### WHAT TO PRODUCE
Restate the data word for word and leave the images out.
--
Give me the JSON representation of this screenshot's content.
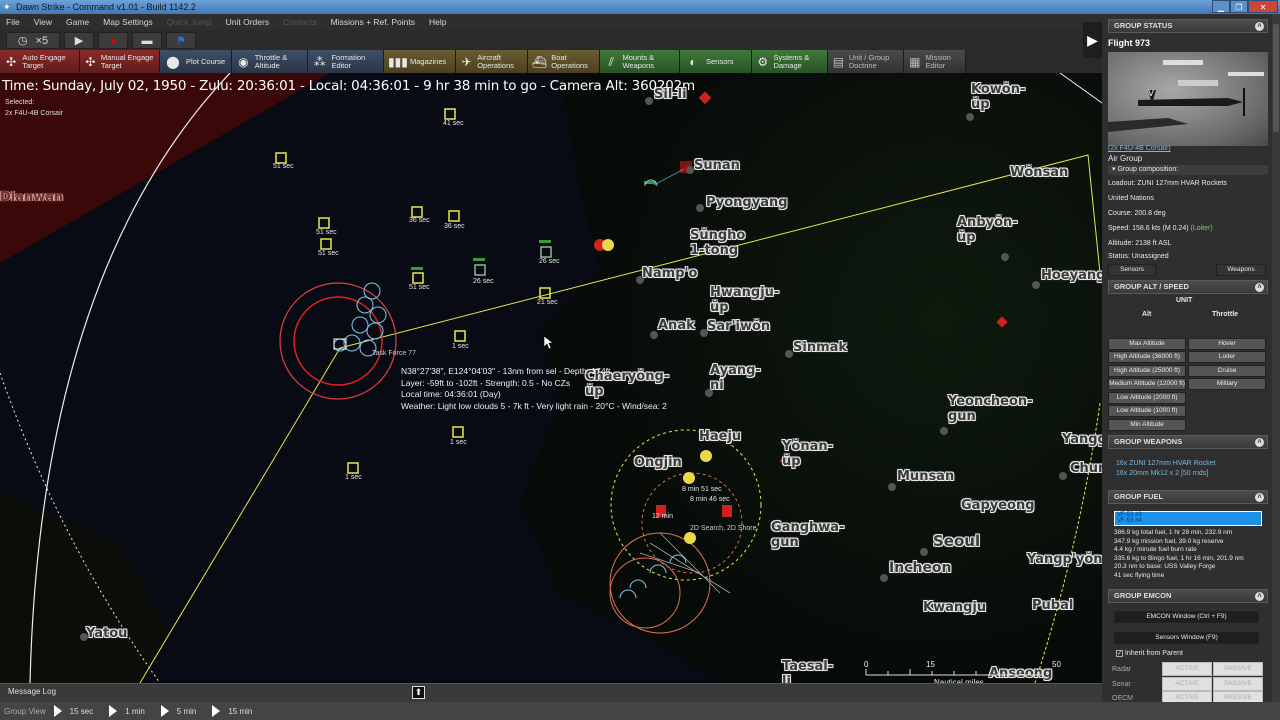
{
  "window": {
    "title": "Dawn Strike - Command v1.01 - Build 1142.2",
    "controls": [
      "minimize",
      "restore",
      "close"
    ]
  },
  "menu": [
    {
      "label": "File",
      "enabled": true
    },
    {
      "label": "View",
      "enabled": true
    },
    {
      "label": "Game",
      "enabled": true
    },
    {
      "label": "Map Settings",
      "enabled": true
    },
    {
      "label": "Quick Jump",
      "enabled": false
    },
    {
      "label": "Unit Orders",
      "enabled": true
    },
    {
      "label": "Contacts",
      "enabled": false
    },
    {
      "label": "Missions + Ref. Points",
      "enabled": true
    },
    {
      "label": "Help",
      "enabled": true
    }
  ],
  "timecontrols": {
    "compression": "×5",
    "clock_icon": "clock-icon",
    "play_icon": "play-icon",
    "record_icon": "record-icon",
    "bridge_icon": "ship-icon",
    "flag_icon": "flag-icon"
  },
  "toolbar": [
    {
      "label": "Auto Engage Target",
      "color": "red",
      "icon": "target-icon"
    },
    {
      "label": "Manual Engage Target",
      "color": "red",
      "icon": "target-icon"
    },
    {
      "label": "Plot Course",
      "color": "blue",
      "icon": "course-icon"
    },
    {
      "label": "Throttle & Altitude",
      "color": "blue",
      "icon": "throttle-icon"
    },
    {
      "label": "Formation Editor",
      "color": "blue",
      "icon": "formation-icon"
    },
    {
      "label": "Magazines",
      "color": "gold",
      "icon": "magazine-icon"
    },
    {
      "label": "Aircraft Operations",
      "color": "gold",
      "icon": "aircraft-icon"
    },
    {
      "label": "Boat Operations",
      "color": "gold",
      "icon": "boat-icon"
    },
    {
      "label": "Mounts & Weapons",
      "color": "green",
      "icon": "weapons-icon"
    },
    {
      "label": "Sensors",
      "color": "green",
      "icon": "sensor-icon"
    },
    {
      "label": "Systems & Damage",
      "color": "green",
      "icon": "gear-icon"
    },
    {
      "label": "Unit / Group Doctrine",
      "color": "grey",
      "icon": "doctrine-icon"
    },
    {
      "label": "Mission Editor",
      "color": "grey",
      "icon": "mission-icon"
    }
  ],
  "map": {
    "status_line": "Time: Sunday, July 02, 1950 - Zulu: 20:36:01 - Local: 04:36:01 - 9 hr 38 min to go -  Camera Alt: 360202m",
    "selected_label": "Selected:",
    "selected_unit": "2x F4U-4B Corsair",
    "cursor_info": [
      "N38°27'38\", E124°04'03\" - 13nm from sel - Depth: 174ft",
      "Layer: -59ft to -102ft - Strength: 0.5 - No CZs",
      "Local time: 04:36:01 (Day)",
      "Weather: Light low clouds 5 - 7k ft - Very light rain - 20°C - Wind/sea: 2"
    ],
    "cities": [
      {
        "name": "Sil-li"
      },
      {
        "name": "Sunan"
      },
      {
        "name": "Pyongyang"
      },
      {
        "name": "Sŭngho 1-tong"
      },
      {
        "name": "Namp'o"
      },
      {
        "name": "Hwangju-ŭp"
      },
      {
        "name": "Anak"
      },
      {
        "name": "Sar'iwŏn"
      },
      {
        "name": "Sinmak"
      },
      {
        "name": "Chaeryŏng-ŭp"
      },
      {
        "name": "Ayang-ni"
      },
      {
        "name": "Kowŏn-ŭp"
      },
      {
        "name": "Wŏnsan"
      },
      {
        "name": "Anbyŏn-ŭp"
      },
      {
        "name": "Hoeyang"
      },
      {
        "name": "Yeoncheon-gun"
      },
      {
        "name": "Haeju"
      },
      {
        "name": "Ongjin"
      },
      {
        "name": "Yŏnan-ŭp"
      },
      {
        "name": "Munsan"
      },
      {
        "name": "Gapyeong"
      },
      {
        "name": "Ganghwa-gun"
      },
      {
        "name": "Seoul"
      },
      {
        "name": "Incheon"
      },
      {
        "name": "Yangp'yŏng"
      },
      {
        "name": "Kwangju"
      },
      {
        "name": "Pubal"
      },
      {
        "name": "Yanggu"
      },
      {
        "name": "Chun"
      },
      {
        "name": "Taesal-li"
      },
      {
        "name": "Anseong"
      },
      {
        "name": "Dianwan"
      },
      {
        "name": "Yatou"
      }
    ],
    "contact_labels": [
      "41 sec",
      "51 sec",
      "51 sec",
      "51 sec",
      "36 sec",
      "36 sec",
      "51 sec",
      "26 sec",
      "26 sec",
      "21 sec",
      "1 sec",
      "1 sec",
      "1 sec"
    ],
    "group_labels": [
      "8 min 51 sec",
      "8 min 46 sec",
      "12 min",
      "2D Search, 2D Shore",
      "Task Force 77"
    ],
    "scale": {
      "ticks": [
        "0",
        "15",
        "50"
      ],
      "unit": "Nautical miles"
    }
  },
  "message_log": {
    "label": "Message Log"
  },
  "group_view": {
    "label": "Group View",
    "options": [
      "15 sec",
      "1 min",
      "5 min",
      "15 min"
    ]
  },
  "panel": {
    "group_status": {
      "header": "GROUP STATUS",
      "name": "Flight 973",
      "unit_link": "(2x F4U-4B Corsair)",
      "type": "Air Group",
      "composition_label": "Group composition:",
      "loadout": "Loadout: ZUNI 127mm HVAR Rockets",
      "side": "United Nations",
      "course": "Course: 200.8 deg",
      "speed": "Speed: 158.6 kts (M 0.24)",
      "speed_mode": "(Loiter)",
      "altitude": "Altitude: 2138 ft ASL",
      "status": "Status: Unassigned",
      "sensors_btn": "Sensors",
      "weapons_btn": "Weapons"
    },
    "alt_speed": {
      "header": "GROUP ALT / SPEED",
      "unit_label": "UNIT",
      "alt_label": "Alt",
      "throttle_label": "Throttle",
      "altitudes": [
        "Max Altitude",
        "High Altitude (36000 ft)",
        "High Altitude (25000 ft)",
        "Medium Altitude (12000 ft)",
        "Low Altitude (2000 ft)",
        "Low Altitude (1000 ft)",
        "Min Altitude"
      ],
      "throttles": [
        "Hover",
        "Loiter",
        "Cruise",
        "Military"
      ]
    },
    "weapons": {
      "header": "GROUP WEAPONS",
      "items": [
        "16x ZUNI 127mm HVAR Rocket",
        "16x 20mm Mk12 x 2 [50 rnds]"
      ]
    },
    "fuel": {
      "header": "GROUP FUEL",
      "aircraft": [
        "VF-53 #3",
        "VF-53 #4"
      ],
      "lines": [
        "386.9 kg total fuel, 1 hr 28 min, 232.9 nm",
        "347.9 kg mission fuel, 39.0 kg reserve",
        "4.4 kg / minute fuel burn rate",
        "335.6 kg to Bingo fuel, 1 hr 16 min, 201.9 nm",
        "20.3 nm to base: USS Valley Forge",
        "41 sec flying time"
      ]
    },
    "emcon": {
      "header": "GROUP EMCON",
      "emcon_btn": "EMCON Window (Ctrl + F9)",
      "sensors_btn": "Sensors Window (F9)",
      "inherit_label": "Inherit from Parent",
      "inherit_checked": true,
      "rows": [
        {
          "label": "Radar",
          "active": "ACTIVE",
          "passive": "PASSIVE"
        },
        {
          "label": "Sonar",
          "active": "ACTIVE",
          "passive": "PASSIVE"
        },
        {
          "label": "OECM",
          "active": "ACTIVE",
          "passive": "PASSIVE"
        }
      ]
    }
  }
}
--
### PROBLEM SOLUTION
Give me the JSON representation of this screenshot's content.
{
  "window": {
    "title": "Dawn Strike - Command v1.01 - Build 1142.2",
    "controls": [
      "minimize",
      "restore",
      "close"
    ]
  },
  "menu": [
    {
      "label": "File",
      "enabled": true
    },
    {
      "label": "View",
      "enabled": true
    },
    {
      "label": "Game",
      "enabled": true
    },
    {
      "label": "Map Settings",
      "enabled": true
    },
    {
      "label": "Quick Jump",
      "enabled": false
    },
    {
      "label": "Unit Orders",
      "enabled": true
    },
    {
      "label": "Contacts",
      "enabled": false
    },
    {
      "label": "Missions + Ref. Points",
      "enabled": true
    },
    {
      "label": "Help",
      "enabled": true
    }
  ],
  "timecontrols": {
    "compression": "×5",
    "clock_icon": "clock-icon",
    "play_icon": "play-icon",
    "record_icon": "record-icon",
    "bridge_icon": "ship-icon",
    "flag_icon": "flag-icon"
  },
  "toolbar": [
    {
      "label": "Auto Engage Target",
      "color": "red",
      "icon": "target-icon"
    },
    {
      "label": "Manual Engage Target",
      "color": "red",
      "icon": "target-icon"
    },
    {
      "label": "Plot Course",
      "color": "blue",
      "icon": "course-icon"
    },
    {
      "label": "Throttle & Altitude",
      "color": "blue",
      "icon": "throttle-icon"
    },
    {
      "label": "Formation Editor",
      "color": "blue",
      "icon": "formation-icon"
    },
    {
      "label": "Magazines",
      "color": "gold",
      "icon": "magazine-icon"
    },
    {
      "label": "Aircraft Operations",
      "color": "gold",
      "icon": "aircraft-icon"
    },
    {
      "label": "Boat Operations",
      "color": "gold",
      "icon": "boat-icon"
    },
    {
      "label": "Mounts & Weapons",
      "color": "green",
      "icon": "weapons-icon"
    },
    {
      "label": "Sensors",
      "color": "green",
      "icon": "sensor-icon"
    },
    {
      "label": "Systems & Damage",
      "color": "green",
      "icon": "gear-icon"
    },
    {
      "label": "Unit / Group Doctrine",
      "color": "grey",
      "icon": "doctrine-icon"
    },
    {
      "label": "Mission Editor",
      "color": "grey",
      "icon": "mission-icon"
    }
  ],
  "map": {
    "status_line": "Time: Sunday, July 02, 1950 - Zulu: 20:36:01 - Local: 04:36:01 - 9 hr 38 min to go -  Camera Alt: 360202m",
    "selected_label": "Selected:",
    "selected_unit": "2x F4U-4B Corsair",
    "cursor_info": [
      "N38°27'38\", E124°04'03\" - 13nm from sel - Depth: 174ft",
      "Layer: -59ft to -102ft - Strength: 0.5 - No CZs",
      "Local time: 04:36:01 (Day)",
      "Weather: Light low clouds 5 - 7k ft - Very light rain - 20°C - Wind/sea: 2"
    ],
    "cities": [
      {
        "name": "Sil-li"
      },
      {
        "name": "Sunan"
      },
      {
        "name": "Pyongyang"
      },
      {
        "name": "Sŭngho 1-tong"
      },
      {
        "name": "Namp'o"
      },
      {
        "name": "Hwangju-ŭp"
      },
      {
        "name": "Anak"
      },
      {
        "name": "Sar'iwŏn"
      },
      {
        "name": "Sinmak"
      },
      {
        "name": "Chaeryŏng-ŭp"
      },
      {
        "name": "Ayang-ni"
      },
      {
        "name": "Kowŏn-ŭp"
      },
      {
        "name": "Wŏnsan"
      },
      {
        "name": "Anbyŏn-ŭp"
      },
      {
        "name": "Hoeyang"
      },
      {
        "name": "Yeoncheon-gun"
      },
      {
        "name": "Haeju"
      },
      {
        "name": "Ongjin"
      },
      {
        "name": "Yŏnan-ŭp"
      },
      {
        "name": "Munsan"
      },
      {
        "name": "Gapyeong"
      },
      {
        "name": "Ganghwa-gun"
      },
      {
        "name": "Seoul"
      },
      {
        "name": "Incheon"
      },
      {
        "name": "Yangp'yŏng"
      },
      {
        "name": "Kwangju"
      },
      {
        "name": "Pubal"
      },
      {
        "name": "Yanggu"
      },
      {
        "name": "Chun"
      },
      {
        "name": "Taesal-li"
      },
      {
        "name": "Anseong"
      },
      {
        "name": "Dianwan"
      },
      {
        "name": "Yatou"
      }
    ],
    "contact_labels": [
      "41 sec",
      "51 sec",
      "51 sec",
      "51 sec",
      "36 sec",
      "36 sec",
      "51 sec",
      "26 sec",
      "26 sec",
      "21 sec",
      "1 sec",
      "1 sec",
      "1 sec"
    ],
    "group_labels": [
      "8 min 51 sec",
      "8 min 46 sec",
      "12 min",
      "2D Search, 2D Shore",
      "Task Force 77"
    ],
    "scale": {
      "ticks": [
        "0",
        "15",
        "50"
      ],
      "unit": "Nautical miles"
    }
  },
  "message_log": {
    "label": "Message Log"
  },
  "group_view": {
    "label": "Group View",
    "options": [
      "15 sec",
      "1 min",
      "5 min",
      "15 min"
    ]
  },
  "panel": {
    "group_status": {
      "header": "GROUP STATUS",
      "name": "Flight 973",
      "unit_link": "(2x F4U-4B Corsair)",
      "type": "Air Group",
      "composition_label": "Group composition:",
      "loadout": "Loadout: ZUNI 127mm HVAR Rockets",
      "side": "United Nations",
      "course": "Course: 200.8 deg",
      "speed": "Speed: 158.6 kts (M 0.24)",
      "speed_mode": "(Loiter)",
      "altitude": "Altitude: 2138 ft ASL",
      "status": "Status: Unassigned",
      "sensors_btn": "Sensors",
      "weapons_btn": "Weapons"
    },
    "alt_speed": {
      "header": "GROUP ALT / SPEED",
      "unit_label": "UNIT",
      "alt_label": "Alt",
      "throttle_label": "Throttle",
      "altitudes": [
        "Max Altitude",
        "High Altitude (36000 ft)",
        "High Altitude (25000 ft)",
        "Medium Altitude (12000 ft)",
        "Low Altitude (2000 ft)",
        "Low Altitude (1000 ft)",
        "Min Altitude"
      ],
      "throttles": [
        "Hover",
        "Loiter",
        "Cruise",
        "Military"
      ]
    },
    "weapons": {
      "header": "GROUP WEAPONS",
      "items": [
        "16x ZUNI 127mm HVAR Rocket",
        "16x 20mm Mk12 x 2 [50 rnds]"
      ]
    },
    "fuel": {
      "header": "GROUP FUEL",
      "aircraft": [
        "VF-53 #3",
        "VF-53 #4"
      ],
      "lines": [
        "386.9 kg total fuel, 1 hr 28 min, 232.9 nm",
        "347.9 kg mission fuel, 39.0 kg reserve",
        "4.4 kg / minute fuel burn rate",
        "335.6 kg to Bingo fuel, 1 hr 16 min, 201.9 nm",
        "20.3 nm to base: USS Valley Forge",
        "41 sec flying time"
      ]
    },
    "emcon": {
      "header": "GROUP EMCON",
      "emcon_btn": "EMCON Window (Ctrl + F9)",
      "sensors_btn": "Sensors Window (F9)",
      "inherit_label": "Inherit from Parent",
      "inherit_checked": true,
      "rows": [
        {
          "label": "Radar",
          "active": "ACTIVE",
          "passive": "PASSIVE"
        },
        {
          "label": "Sonar",
          "active": "ACTIVE",
          "passive": "PASSIVE"
        },
        {
          "label": "OECM",
          "active": "ACTIVE",
          "passive": "PASSIVE"
        }
      ]
    }
  }
}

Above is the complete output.